_Text passage_
An explanation for the conflicting results from our in vivo and in vitro experiments remains speculative. The clonidine concentrations in the in vitro experiment were based on in vivo peak plasma concentrations achieved after a single oral dose of 0.3 mg clonidine [30, 31] and on concentrations from a previous osteoclast culture experiment in rodents [9] and should therefore be sufficient.

The osteoclast-like cells we generated fulfilled the functional criteria of mature osteoclasts, with positive TRAcP staining, formation of resorption pits on bone slices, and expression of osteoclast-related genes. It is, however, not certain that these osteoclast-like cells behave similar to osteoclasts in vivo. In vitro generated osteoclasts are formed by adding cytokines (M-CSF and RANKL) to the culture medium, whereas in vivo the interaction between precursors and cells of the osteoblastic lineage appears to be essential. Therefore, in volunteers, coupling between osteoclasts and other bone cells may have taken place, which is absent in our CD14+ cell cultures. It is therefore likely that clonidine increases bone resorption indirectly, via osteocytes and/or osteoblasts. Indeed, these cells have been reported to express the alpha-2-adrenergic receptor [3336] and osteocytes have recently been recognized as a major player in skeletal activity [37]. This would explain the observed discrepancy between the in vivo and in vitro effects of clonidine.

_Dataset content_
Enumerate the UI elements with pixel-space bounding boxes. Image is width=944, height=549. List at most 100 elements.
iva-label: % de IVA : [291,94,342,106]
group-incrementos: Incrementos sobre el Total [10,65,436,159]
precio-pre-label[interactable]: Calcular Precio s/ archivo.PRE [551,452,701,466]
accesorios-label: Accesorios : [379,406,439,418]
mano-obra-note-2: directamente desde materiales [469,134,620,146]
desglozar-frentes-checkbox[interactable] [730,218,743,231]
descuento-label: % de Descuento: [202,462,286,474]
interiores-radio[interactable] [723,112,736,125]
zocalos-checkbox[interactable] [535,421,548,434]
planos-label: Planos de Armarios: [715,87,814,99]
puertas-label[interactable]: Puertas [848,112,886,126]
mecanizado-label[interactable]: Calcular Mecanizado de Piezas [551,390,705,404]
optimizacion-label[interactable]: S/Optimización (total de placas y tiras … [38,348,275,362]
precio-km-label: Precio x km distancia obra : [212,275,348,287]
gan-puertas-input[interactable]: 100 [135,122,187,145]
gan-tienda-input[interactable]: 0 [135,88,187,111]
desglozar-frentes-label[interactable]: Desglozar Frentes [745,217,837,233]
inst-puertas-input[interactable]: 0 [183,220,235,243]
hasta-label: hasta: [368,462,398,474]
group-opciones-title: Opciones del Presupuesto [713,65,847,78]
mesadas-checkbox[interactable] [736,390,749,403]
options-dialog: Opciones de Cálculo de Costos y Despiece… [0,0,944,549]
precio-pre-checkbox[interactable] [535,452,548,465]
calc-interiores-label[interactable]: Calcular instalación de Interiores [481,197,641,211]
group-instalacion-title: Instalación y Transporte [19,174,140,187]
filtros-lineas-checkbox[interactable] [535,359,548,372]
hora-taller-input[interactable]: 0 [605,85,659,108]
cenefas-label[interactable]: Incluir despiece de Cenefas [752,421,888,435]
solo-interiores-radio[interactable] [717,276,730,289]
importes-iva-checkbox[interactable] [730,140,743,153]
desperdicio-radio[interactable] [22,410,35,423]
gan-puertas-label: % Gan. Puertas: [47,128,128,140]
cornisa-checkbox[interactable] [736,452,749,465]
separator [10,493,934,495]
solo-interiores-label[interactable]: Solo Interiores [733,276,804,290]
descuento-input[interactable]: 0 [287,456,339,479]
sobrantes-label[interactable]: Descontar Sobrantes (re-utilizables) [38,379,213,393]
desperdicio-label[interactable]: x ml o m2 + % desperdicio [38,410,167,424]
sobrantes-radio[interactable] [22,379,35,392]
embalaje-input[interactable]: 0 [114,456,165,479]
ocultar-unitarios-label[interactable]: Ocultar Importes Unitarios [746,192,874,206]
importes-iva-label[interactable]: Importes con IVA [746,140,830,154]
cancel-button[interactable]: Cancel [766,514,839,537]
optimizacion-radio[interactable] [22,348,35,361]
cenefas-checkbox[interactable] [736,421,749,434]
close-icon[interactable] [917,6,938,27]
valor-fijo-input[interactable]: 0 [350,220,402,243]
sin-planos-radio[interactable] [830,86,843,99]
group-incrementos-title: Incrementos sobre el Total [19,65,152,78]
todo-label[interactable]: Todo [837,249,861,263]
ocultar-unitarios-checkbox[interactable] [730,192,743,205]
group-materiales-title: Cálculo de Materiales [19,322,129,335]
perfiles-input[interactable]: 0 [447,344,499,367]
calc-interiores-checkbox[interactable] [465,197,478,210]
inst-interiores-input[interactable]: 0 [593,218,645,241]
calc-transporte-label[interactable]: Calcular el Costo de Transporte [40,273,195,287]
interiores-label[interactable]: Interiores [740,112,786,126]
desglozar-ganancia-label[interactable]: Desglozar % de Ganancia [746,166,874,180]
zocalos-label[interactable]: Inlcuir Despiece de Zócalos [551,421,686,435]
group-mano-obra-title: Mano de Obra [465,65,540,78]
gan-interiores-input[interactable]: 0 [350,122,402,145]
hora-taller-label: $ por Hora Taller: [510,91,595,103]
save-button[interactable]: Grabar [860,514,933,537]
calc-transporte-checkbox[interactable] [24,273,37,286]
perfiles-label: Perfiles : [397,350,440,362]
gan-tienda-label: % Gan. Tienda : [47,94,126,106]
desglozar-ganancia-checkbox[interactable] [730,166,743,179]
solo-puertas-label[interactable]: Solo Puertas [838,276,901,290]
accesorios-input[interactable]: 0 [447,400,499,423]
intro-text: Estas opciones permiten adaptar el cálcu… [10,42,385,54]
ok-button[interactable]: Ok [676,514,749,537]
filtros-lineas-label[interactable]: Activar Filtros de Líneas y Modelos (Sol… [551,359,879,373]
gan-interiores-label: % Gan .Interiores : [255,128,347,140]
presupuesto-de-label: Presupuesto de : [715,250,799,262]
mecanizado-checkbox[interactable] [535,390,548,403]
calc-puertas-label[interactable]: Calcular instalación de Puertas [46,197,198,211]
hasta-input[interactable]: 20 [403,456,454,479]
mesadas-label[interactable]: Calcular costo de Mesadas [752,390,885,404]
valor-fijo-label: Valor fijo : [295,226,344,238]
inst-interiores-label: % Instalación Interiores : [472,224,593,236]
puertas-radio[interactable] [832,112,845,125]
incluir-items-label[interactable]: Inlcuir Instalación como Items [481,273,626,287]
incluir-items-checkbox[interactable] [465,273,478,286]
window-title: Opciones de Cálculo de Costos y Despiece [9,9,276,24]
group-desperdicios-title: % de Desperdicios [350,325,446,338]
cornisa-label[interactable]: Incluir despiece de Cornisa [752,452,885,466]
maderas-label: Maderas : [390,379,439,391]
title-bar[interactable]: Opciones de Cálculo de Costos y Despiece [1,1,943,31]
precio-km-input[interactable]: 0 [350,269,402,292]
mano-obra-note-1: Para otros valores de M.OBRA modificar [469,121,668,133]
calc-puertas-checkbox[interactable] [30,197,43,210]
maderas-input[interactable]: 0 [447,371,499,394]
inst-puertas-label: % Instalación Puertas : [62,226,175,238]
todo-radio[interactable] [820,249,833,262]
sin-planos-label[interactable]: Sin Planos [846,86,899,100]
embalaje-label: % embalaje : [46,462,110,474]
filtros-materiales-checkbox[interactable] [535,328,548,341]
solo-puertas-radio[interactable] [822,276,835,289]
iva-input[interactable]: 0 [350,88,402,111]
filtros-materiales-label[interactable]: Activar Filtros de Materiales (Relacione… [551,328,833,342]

_Your task_
Reproduce verbatim the portion of the clonidine passage that begins with "An explanation for" and ends with "therefore be sufficient.". The entries come from a source other than the clonidine passage.

_Reply_
An explanation for the conflicting results from our in vivo and in vitro experiments remains speculative. The clonidine concentrations in the in vitro experiment were based on in vivo peak plasma concentrations achieved after a single oral dose of 0.3 mg clonidine [30, 31] and on concentrations from a previous osteoclast culture experiment in rodents [9] and should therefore be sufficient.